◆ Objective ◆
Filter the listing and keep only the lines with the word "pourcentage".

BEGIN Exercise input

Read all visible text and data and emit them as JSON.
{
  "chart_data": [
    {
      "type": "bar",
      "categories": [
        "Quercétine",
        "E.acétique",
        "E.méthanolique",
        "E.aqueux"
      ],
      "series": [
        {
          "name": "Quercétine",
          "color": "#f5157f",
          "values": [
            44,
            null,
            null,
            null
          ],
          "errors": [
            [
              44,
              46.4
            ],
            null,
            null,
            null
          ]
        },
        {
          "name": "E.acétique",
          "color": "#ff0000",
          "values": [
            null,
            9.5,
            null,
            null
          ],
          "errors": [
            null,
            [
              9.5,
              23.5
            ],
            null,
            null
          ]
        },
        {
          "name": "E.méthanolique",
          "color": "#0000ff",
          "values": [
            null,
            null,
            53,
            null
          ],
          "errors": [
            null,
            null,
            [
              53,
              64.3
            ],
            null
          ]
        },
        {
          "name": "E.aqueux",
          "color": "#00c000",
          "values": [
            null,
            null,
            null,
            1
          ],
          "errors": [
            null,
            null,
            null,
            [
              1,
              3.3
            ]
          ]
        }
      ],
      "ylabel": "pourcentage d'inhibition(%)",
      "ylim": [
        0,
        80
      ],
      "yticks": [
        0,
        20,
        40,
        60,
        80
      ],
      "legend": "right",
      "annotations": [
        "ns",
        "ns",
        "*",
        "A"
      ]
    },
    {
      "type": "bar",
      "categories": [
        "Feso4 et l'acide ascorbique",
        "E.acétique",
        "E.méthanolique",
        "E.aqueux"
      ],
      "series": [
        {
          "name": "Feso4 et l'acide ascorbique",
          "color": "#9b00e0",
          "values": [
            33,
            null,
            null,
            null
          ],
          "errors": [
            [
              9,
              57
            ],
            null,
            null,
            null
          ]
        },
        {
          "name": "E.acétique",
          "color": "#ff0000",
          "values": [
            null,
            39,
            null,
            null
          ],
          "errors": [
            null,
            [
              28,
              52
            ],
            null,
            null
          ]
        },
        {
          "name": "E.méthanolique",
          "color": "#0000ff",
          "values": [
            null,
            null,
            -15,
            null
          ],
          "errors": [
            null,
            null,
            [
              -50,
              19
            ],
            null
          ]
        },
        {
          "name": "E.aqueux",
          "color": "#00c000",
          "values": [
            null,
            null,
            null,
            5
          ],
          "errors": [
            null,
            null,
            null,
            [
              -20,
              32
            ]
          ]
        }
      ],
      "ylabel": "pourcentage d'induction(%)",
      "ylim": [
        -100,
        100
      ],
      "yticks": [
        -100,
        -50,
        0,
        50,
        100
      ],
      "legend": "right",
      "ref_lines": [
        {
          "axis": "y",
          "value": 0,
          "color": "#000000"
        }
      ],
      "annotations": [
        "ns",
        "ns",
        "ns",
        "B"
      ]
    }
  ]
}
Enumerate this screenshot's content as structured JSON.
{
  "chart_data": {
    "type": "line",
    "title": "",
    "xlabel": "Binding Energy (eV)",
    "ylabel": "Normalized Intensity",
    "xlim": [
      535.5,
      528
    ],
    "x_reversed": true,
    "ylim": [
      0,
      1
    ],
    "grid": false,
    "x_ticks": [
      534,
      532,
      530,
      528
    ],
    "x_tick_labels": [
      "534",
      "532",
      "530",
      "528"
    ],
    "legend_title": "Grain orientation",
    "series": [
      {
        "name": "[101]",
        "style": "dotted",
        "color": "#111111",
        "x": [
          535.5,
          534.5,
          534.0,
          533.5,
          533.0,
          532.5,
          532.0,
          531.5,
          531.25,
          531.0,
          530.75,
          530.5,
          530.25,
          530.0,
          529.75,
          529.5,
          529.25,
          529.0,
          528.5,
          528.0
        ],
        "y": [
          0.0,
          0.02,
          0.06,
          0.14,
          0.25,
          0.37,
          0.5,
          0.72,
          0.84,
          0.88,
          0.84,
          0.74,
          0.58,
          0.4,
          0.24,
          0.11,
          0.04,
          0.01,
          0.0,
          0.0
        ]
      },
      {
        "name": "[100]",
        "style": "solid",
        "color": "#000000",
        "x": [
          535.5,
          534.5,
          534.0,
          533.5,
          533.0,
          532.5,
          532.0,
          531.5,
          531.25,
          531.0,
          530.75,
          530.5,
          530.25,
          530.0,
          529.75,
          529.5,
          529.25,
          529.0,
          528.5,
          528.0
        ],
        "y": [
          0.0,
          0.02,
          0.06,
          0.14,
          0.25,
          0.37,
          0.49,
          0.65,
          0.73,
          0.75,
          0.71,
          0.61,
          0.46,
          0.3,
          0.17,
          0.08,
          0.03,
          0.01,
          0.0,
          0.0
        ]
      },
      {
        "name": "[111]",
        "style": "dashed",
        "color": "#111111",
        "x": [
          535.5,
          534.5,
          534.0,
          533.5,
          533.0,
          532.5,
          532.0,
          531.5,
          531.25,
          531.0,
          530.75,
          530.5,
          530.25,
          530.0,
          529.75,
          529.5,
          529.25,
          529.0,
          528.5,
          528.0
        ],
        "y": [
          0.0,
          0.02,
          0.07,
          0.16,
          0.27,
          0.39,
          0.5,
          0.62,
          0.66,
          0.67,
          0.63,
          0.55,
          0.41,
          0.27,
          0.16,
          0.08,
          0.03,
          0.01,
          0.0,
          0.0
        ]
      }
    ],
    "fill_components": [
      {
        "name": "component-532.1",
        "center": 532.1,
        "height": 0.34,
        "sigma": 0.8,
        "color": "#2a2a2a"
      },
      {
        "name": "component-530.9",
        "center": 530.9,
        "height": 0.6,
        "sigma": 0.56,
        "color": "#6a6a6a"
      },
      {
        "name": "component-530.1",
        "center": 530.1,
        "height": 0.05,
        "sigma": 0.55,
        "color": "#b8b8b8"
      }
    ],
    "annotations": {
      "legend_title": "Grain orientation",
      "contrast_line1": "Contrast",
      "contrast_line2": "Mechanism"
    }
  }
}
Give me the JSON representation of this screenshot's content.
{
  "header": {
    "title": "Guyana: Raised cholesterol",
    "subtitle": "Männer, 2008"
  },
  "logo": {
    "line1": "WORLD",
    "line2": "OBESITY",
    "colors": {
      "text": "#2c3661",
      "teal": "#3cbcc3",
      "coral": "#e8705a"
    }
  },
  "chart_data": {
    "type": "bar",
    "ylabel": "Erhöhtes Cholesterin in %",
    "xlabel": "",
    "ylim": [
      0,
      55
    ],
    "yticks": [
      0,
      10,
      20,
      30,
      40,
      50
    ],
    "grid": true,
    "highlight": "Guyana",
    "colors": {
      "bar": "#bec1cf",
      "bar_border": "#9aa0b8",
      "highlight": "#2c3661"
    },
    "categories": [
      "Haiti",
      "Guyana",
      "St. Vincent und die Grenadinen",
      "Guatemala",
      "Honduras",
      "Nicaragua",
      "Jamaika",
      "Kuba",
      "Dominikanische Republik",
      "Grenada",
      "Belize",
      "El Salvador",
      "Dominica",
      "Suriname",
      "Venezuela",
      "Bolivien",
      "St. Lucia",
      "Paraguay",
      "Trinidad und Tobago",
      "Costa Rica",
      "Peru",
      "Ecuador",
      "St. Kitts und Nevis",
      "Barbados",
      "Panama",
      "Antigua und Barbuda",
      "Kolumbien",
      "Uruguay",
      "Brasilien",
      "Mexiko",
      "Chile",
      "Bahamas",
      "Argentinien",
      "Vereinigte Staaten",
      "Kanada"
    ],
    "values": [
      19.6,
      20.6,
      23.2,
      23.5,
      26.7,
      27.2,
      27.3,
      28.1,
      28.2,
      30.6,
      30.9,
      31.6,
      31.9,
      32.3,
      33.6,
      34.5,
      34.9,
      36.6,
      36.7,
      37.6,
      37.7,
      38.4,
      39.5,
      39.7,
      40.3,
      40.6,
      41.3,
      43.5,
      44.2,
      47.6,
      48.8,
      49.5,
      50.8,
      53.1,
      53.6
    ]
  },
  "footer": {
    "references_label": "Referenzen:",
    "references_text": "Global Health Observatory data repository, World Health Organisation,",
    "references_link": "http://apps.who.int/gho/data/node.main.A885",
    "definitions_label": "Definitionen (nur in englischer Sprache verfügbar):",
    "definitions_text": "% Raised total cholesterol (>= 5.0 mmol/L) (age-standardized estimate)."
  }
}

END Exercise input

◆ Result below ◆
      "ylabel": "pourcentage d'inhibition(%)",
      "ylabel": "pourcentage d'induction(%)",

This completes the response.